### GOAL
Repeat the data that follows, word for word, without the images.

### SUPPLIED INFORMATION

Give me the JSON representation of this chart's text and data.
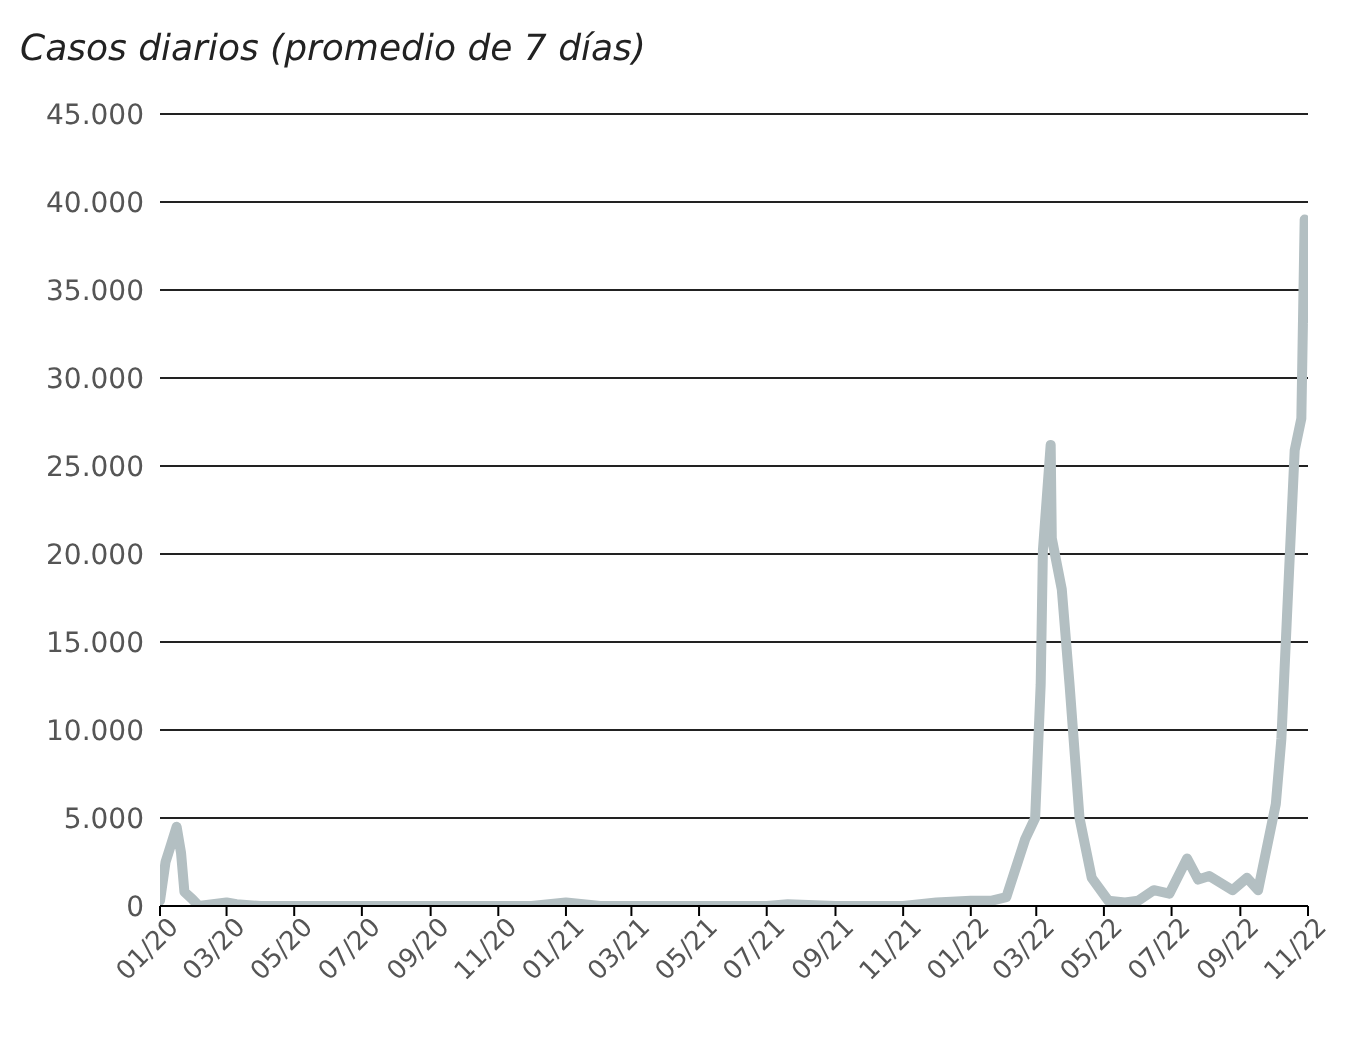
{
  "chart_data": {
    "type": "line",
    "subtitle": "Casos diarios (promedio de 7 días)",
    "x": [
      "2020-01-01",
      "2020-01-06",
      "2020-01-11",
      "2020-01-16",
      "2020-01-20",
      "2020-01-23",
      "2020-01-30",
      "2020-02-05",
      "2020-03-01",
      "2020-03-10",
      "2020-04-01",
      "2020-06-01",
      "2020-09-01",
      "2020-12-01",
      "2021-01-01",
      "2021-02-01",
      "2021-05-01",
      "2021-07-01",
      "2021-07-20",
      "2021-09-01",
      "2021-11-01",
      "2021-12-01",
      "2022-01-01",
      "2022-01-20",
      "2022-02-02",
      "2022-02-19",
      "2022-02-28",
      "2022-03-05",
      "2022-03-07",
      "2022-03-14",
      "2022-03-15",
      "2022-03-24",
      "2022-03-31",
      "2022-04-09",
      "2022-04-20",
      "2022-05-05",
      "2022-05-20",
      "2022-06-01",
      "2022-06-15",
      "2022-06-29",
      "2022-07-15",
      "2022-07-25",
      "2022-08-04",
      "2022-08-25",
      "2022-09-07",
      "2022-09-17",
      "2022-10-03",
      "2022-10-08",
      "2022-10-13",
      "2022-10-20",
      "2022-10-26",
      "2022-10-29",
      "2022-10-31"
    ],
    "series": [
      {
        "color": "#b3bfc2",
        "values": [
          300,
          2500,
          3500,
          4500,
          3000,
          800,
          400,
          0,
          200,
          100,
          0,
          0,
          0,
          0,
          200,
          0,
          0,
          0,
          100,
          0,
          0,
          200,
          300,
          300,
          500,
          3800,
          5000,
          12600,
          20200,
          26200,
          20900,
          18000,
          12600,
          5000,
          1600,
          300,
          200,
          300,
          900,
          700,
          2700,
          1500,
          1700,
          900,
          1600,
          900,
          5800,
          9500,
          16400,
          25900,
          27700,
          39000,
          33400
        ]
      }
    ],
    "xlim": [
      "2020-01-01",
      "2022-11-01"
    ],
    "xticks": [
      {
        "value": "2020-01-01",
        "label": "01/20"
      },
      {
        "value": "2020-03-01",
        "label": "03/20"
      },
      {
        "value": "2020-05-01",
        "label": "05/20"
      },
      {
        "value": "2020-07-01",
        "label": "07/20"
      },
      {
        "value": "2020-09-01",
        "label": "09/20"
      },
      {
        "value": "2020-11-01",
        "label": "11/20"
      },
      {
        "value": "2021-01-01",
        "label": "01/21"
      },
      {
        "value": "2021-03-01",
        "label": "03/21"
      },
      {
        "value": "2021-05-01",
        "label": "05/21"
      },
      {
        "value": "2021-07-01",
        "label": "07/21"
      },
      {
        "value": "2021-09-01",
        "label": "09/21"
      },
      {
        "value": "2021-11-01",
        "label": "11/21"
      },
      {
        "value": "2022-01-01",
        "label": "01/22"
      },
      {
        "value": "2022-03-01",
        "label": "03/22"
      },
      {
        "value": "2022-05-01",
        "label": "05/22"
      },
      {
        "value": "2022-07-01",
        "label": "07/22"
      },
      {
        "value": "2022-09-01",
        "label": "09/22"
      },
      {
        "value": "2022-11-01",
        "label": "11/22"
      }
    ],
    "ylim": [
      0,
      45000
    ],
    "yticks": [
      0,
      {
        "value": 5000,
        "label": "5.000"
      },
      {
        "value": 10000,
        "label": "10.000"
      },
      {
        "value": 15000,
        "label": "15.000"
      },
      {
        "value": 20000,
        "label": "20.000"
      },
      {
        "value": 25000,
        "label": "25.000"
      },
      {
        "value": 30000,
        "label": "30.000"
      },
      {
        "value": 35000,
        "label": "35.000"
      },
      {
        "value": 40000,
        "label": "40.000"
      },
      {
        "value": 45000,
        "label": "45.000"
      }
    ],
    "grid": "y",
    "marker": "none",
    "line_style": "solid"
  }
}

### ANSWER TO THE EXERCISE
Give me the JSON representation of this chart's text and data.
{
  "chart_data": {
    "type": "line",
    "subtitle": "Casos diarios (promedio de 7 días)",
    "x": [
      "2020-01-01",
      "2020-01-06",
      "2020-01-11",
      "2020-01-16",
      "2020-01-20",
      "2020-01-23",
      "2020-01-30",
      "2020-02-05",
      "2020-03-01",
      "2020-03-10",
      "2020-04-01",
      "2020-06-01",
      "2020-09-01",
      "2020-12-01",
      "2021-01-01",
      "2021-02-01",
      "2021-05-01",
      "2021-07-01",
      "2021-07-20",
      "2021-09-01",
      "2021-11-01",
      "2021-12-01",
      "2022-01-01",
      "2022-01-20",
      "2022-02-02",
      "2022-02-19",
      "2022-02-28",
      "2022-03-05",
      "2022-03-07",
      "2022-03-14",
      "2022-03-15",
      "2022-03-24",
      "2022-03-31",
      "2022-04-09",
      "2022-04-20",
      "2022-05-05",
      "2022-05-20",
      "2022-06-01",
      "2022-06-15",
      "2022-06-29",
      "2022-07-15",
      "2022-07-25",
      "2022-08-04",
      "2022-08-25",
      "2022-09-07",
      "2022-09-17",
      "2022-10-03",
      "2022-10-08",
      "2022-10-13",
      "2022-10-20",
      "2022-10-26",
      "2022-10-29",
      "2022-10-31"
    ],
    "series": [
      {
        "color": "#b3bfc2",
        "values": [
          300,
          2500,
          3500,
          4500,
          3000,
          800,
          400,
          0,
          200,
          100,
          0,
          0,
          0,
          0,
          200,
          0,
          0,
          0,
          100,
          0,
          0,
          200,
          300,
          300,
          500,
          3800,
          5000,
          12600,
          20200,
          26200,
          20900,
          18000,
          12600,
          5000,
          1600,
          300,
          200,
          300,
          900,
          700,
          2700,
          1500,
          1700,
          900,
          1600,
          900,
          5800,
          9500,
          16400,
          25900,
          27700,
          39000,
          33400
        ]
      }
    ],
    "xlim": [
      "2020-01-01",
      "2022-11-01"
    ],
    "xticks": [
      {
        "value": "2020-01-01",
        "label": "01/20"
      },
      {
        "value": "2020-03-01",
        "label": "03/20"
      },
      {
        "value": "2020-05-01",
        "label": "05/20"
      },
      {
        "value": "2020-07-01",
        "label": "07/20"
      },
      {
        "value": "2020-09-01",
        "label": "09/20"
      },
      {
        "value": "2020-11-01",
        "label": "11/20"
      },
      {
        "value": "2021-01-01",
        "label": "01/21"
      },
      {
        "value": "2021-03-01",
        "label": "03/21"
      },
      {
        "value": "2021-05-01",
        "label": "05/21"
      },
      {
        "value": "2021-07-01",
        "label": "07/21"
      },
      {
        "value": "2021-09-01",
        "label": "09/21"
      },
      {
        "value": "2021-11-01",
        "label": "11/21"
      },
      {
        "value": "2022-01-01",
        "label": "01/22"
      },
      {
        "value": "2022-03-01",
        "label": "03/22"
      },
      {
        "value": "2022-05-01",
        "label": "05/22"
      },
      {
        "value": "2022-07-01",
        "label": "07/22"
      },
      {
        "value": "2022-09-01",
        "label": "09/22"
      },
      {
        "value": "2022-11-01",
        "label": "11/22"
      }
    ],
    "ylim": [
      0,
      45000
    ],
    "yticks": [
      0,
      {
        "value": 5000,
        "label": "5.000"
      },
      {
        "value": 10000,
        "label": "10.000"
      },
      {
        "value": 15000,
        "label": "15.000"
      },
      {
        "value": 20000,
        "label": "20.000"
      },
      {
        "value": 25000,
        "label": "25.000"
      },
      {
        "value": 30000,
        "label": "30.000"
      },
      {
        "value": 35000,
        "label": "35.000"
      },
      {
        "value": 40000,
        "label": "40.000"
      },
      {
        "value": 45000,
        "label": "45.000"
      }
    ],
    "grid": "y",
    "marker": "none",
    "line_style": "solid"
  }
}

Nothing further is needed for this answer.